- [Task] Filter for the word "Windows" and keep each matching line.

- [Supplied records]
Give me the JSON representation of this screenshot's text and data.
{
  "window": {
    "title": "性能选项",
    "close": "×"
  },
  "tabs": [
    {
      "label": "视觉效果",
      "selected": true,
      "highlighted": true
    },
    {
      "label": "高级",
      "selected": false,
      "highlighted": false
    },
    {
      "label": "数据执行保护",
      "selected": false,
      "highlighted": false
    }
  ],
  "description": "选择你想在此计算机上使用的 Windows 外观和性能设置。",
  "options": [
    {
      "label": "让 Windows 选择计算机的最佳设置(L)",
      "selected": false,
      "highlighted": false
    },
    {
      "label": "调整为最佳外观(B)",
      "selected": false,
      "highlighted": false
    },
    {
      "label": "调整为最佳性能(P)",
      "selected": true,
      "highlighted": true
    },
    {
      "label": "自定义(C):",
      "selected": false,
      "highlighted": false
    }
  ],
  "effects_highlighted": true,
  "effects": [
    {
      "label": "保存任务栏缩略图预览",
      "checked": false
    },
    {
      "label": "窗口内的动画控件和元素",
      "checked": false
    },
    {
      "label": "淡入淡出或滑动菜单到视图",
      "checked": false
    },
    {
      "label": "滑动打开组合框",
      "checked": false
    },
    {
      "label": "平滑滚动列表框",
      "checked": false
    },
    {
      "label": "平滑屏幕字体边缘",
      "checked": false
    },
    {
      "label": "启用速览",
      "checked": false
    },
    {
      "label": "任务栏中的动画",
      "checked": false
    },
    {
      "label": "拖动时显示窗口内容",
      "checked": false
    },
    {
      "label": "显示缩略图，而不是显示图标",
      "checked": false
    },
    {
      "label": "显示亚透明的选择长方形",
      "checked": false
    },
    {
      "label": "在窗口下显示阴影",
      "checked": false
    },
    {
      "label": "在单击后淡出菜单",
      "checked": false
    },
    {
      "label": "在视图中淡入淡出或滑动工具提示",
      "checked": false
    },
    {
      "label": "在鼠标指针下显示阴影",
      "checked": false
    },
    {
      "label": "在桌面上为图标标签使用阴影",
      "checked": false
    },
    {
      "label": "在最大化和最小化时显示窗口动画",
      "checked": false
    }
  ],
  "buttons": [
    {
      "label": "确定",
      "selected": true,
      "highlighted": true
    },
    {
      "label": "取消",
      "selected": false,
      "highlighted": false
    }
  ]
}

- [Result of the exercise]
  "description": "选择你想在此计算机上使用的 Windows 外观和性能设置。",
      "label": "让 Windows 选择计算机的最佳设置(L)",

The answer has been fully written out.